| Required task |
Word for word, transcribe the lines below and drop the pictures.

## Begin

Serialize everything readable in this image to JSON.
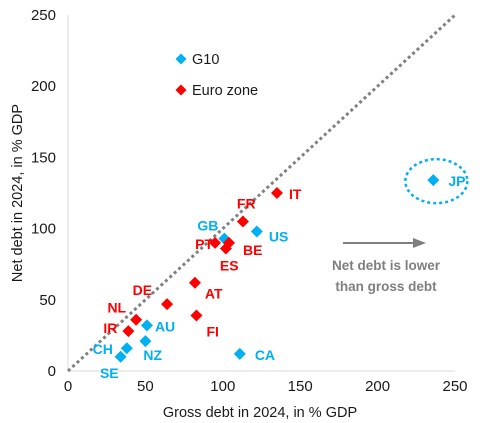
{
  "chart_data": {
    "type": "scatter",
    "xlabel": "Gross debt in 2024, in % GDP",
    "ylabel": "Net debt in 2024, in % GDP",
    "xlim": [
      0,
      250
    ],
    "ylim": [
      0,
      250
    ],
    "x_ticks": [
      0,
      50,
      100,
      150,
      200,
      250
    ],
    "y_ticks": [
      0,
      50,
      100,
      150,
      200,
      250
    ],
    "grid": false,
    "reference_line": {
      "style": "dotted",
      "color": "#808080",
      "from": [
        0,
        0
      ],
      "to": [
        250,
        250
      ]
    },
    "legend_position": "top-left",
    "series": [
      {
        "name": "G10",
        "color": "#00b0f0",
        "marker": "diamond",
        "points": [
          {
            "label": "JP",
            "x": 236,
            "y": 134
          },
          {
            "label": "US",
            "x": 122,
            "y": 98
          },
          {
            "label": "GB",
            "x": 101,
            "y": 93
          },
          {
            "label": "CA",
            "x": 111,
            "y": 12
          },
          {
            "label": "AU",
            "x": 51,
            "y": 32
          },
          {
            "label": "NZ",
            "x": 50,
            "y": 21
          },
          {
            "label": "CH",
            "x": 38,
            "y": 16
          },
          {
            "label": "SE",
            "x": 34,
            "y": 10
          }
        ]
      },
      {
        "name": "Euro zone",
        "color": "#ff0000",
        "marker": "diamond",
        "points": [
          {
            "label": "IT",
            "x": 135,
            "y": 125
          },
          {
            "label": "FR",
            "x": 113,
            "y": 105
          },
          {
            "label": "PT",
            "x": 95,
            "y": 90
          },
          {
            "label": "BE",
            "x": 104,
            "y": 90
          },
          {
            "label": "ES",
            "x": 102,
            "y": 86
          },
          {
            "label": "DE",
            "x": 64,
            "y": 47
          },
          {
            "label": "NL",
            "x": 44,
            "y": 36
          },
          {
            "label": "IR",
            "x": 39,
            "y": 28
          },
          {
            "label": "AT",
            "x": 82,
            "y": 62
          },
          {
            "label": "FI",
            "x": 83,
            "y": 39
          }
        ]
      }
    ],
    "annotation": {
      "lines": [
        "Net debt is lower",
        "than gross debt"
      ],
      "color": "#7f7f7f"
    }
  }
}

## End

| Written response |
Serialize everything readable in this image to JSON.
{
  "chart_data": {
    "type": "scatter",
    "xlabel": "Gross debt in 2024, in % GDP",
    "ylabel": "Net debt in 2024, in % GDP",
    "xlim": [
      0,
      250
    ],
    "ylim": [
      0,
      250
    ],
    "x_ticks": [
      0,
      50,
      100,
      150,
      200,
      250
    ],
    "y_ticks": [
      0,
      50,
      100,
      150,
      200,
      250
    ],
    "grid": false,
    "reference_line": {
      "style": "dotted",
      "color": "#808080",
      "from": [
        0,
        0
      ],
      "to": [
        250,
        250
      ]
    },
    "legend_position": "top-left",
    "series": [
      {
        "name": "G10",
        "color": "#00b0f0",
        "marker": "diamond",
        "points": [
          {
            "label": "JP",
            "x": 236,
            "y": 134
          },
          {
            "label": "US",
            "x": 122,
            "y": 98
          },
          {
            "label": "GB",
            "x": 101,
            "y": 93
          },
          {
            "label": "CA",
            "x": 111,
            "y": 12
          },
          {
            "label": "AU",
            "x": 51,
            "y": 32
          },
          {
            "label": "NZ",
            "x": 50,
            "y": 21
          },
          {
            "label": "CH",
            "x": 38,
            "y": 16
          },
          {
            "label": "SE",
            "x": 34,
            "y": 10
          }
        ]
      },
      {
        "name": "Euro zone",
        "color": "#ff0000",
        "marker": "diamond",
        "points": [
          {
            "label": "IT",
            "x": 135,
            "y": 125
          },
          {
            "label": "FR",
            "x": 113,
            "y": 105
          },
          {
            "label": "PT",
            "x": 95,
            "y": 90
          },
          {
            "label": "BE",
            "x": 104,
            "y": 90
          },
          {
            "label": "ES",
            "x": 102,
            "y": 86
          },
          {
            "label": "DE",
            "x": 64,
            "y": 47
          },
          {
            "label": "NL",
            "x": 44,
            "y": 36
          },
          {
            "label": "IR",
            "x": 39,
            "y": 28
          },
          {
            "label": "AT",
            "x": 82,
            "y": 62
          },
          {
            "label": "FI",
            "x": 83,
            "y": 39
          }
        ]
      }
    ],
    "annotation": {
      "lines": [
        "Net debt is lower",
        "than gross debt"
      ],
      "color": "#7f7f7f"
    }
  }
}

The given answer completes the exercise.